• _INFORMATION SUPPLIED_
···

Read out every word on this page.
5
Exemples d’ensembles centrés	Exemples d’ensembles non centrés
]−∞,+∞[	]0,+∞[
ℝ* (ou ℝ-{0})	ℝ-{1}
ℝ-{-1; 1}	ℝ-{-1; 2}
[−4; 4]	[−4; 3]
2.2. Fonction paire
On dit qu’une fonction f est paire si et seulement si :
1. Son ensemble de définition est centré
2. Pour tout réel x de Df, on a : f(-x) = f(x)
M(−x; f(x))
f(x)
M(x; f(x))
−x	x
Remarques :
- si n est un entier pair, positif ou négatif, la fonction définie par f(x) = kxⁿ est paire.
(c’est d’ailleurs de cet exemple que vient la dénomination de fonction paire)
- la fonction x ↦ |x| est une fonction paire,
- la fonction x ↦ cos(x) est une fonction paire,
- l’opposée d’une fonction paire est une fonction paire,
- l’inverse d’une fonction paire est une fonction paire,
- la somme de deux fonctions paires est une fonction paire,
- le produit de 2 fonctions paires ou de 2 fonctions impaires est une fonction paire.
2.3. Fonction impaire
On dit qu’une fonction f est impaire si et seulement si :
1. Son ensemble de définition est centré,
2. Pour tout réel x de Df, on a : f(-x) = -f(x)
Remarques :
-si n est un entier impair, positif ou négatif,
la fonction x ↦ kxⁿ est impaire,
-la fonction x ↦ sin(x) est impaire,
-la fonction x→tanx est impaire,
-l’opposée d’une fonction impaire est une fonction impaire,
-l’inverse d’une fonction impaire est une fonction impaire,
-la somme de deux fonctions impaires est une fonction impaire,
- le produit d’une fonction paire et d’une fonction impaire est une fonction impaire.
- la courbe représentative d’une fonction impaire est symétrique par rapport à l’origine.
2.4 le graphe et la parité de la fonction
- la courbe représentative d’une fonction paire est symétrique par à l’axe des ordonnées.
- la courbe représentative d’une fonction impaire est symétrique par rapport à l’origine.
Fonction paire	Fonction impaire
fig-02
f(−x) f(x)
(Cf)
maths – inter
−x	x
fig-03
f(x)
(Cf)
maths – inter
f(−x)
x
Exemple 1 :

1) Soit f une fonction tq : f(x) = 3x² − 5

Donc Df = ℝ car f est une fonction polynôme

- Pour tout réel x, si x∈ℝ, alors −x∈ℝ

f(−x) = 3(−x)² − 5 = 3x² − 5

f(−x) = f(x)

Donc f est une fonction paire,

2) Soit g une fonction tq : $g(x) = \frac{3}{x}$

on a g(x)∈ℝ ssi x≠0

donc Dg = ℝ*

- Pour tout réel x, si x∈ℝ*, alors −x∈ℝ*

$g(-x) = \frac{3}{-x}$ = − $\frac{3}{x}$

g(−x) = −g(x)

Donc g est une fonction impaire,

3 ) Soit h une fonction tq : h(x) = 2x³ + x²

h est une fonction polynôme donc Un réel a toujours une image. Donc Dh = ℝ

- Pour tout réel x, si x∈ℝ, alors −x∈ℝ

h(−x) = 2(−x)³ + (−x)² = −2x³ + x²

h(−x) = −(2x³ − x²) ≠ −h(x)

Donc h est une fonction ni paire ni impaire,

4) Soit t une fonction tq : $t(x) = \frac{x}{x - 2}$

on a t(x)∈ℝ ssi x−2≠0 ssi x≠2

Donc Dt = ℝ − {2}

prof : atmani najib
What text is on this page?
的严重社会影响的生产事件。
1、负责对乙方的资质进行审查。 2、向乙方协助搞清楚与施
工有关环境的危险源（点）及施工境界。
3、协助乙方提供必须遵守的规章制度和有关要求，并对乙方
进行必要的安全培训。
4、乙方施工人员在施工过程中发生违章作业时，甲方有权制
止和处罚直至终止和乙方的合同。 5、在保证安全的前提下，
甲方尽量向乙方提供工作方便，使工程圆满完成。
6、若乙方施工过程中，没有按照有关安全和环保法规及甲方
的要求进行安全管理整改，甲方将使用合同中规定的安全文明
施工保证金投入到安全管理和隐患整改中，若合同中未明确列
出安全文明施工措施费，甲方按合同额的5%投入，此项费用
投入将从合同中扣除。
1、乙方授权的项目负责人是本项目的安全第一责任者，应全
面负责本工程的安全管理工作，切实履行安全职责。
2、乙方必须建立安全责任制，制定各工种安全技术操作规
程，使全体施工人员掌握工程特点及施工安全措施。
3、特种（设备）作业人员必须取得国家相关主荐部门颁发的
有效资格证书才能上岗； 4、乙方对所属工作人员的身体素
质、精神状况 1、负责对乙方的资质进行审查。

···

• _WRITTEN PROBLEM_
Print from the line containing "What text is on this page?" to the last line above, exactly as written.

• _ANSWER FOR THIS EXERCISE_
What text is on this page?
的严重社会影响的生产事件。
1、负责对乙方的资质进行审查。 2、向乙方协助搞清楚与施
工有关环境的危险源（点）及施工境界。
3、协助乙方提供必须遵守的规章制度和有关要求，并对乙方
进行必要的安全培训。
4、乙方施工人员在施工过程中发生违章作业时，甲方有权制
止和处罚直至终止和乙方的合同。 5、在保证安全的前提下，
甲方尽量向乙方提供工作方便，使工程圆满完成。
6、若乙方施工过程中，没有按照有关安全和环保法规及甲方
的要求进行安全管理整改，甲方将使用合同中规定的安全文明
施工保证金投入到安全管理和隐患整改中，若合同中未明确列
出安全文明施工措施费，甲方按合同额的5%投入，此项费用
投入将从合同中扣除。
1、乙方授权的项目负责人是本项目的安全第一责任者，应全
面负责本工程的安全管理工作，切实履行安全职责。
2、乙方必须建立安全责任制，制定各工种安全技术操作规
程，使全体施工人员掌握工程特点及施工安全措施。
3、特种（设备）作业人员必须取得国家相关主荐部门颁发的
有效资格证书才能上岗； 4、乙方对所属工作人员的身体素
质、精神状况 1、负责对乙方的资质进行审查。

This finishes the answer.